Excerpt from a dataset:
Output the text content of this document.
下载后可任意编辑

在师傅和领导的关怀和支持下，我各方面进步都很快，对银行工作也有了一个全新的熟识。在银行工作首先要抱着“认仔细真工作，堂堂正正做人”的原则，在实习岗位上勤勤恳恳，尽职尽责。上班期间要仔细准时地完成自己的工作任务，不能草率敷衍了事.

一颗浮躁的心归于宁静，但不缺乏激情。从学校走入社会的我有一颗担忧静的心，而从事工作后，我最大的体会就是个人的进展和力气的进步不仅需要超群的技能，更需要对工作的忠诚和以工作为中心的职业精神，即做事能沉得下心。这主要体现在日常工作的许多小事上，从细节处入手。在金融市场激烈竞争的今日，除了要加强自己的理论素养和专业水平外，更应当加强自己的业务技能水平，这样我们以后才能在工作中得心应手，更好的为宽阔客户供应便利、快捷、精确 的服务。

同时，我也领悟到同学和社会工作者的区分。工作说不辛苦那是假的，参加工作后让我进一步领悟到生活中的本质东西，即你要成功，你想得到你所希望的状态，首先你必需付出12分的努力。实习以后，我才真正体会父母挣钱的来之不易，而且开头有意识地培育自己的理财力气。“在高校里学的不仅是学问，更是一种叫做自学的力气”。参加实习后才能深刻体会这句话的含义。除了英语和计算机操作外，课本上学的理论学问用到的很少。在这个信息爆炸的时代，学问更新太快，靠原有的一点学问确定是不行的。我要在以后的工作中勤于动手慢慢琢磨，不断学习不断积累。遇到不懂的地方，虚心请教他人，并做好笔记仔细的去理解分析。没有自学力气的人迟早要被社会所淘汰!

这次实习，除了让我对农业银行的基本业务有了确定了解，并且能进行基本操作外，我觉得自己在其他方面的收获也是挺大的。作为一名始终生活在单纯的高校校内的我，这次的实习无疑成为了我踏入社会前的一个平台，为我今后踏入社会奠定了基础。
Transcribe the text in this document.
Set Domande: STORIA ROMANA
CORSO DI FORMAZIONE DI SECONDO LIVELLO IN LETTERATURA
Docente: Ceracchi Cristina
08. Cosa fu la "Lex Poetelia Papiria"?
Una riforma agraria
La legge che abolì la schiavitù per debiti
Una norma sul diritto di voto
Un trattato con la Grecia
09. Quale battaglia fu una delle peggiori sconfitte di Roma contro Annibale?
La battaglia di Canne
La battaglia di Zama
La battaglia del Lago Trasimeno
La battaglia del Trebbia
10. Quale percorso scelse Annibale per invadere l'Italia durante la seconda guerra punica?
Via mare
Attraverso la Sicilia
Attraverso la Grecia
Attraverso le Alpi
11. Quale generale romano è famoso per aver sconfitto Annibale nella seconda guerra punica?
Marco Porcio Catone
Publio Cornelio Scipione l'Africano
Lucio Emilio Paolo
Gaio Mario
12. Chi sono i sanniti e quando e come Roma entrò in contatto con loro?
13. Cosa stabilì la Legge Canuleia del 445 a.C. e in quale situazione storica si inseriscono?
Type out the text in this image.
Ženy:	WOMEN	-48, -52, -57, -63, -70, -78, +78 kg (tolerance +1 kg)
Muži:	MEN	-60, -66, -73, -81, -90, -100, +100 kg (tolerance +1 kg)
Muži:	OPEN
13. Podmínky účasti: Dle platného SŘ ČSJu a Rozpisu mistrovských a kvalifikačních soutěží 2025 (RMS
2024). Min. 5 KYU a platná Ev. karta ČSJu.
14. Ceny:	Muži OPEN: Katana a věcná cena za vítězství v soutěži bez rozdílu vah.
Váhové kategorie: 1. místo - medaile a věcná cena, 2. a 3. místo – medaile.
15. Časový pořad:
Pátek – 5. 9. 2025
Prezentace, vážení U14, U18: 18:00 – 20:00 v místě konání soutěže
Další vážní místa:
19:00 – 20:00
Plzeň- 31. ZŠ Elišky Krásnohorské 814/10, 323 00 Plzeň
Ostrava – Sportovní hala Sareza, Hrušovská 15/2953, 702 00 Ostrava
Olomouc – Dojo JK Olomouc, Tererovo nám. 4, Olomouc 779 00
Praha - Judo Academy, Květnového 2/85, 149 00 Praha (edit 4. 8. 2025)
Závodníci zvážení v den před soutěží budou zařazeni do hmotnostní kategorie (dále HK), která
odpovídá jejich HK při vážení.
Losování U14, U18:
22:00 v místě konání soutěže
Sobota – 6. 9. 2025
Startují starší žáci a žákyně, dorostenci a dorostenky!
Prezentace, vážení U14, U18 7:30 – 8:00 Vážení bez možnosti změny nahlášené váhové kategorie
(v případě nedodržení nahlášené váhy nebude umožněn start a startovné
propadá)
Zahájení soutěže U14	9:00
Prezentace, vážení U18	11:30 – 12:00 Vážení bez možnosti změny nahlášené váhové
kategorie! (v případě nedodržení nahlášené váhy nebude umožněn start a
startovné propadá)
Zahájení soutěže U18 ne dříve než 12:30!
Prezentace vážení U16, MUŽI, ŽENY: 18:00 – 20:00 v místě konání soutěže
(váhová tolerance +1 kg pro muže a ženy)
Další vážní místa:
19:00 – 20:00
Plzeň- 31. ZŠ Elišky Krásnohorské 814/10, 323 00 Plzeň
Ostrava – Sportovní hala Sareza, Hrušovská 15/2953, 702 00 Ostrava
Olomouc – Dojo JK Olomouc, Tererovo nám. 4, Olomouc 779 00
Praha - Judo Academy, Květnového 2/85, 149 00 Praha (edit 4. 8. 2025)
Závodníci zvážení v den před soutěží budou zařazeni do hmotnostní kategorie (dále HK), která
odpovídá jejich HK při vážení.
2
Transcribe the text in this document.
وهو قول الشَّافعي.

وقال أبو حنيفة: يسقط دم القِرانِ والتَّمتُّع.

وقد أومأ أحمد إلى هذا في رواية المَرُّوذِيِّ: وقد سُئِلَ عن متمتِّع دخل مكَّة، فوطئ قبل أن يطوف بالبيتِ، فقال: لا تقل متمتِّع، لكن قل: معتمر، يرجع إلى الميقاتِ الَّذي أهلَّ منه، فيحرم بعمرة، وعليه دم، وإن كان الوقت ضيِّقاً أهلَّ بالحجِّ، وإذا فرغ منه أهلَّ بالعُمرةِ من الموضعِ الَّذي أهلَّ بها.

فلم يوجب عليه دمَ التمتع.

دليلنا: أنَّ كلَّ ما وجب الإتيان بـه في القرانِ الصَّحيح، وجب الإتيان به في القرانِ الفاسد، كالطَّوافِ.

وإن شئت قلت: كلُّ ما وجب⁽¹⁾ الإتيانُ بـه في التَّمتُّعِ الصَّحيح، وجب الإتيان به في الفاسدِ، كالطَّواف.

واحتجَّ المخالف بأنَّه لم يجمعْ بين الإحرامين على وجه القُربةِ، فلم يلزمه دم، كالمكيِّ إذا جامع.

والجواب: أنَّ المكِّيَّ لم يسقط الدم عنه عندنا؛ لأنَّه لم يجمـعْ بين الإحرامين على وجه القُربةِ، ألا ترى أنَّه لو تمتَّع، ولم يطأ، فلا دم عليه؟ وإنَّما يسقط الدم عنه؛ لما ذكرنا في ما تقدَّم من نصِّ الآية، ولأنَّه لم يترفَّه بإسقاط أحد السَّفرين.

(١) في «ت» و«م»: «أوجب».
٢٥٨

[Problem to solve]:
Report how many lines of the records above contain the word "OPEN", giving only the number.

[Expected output]:
2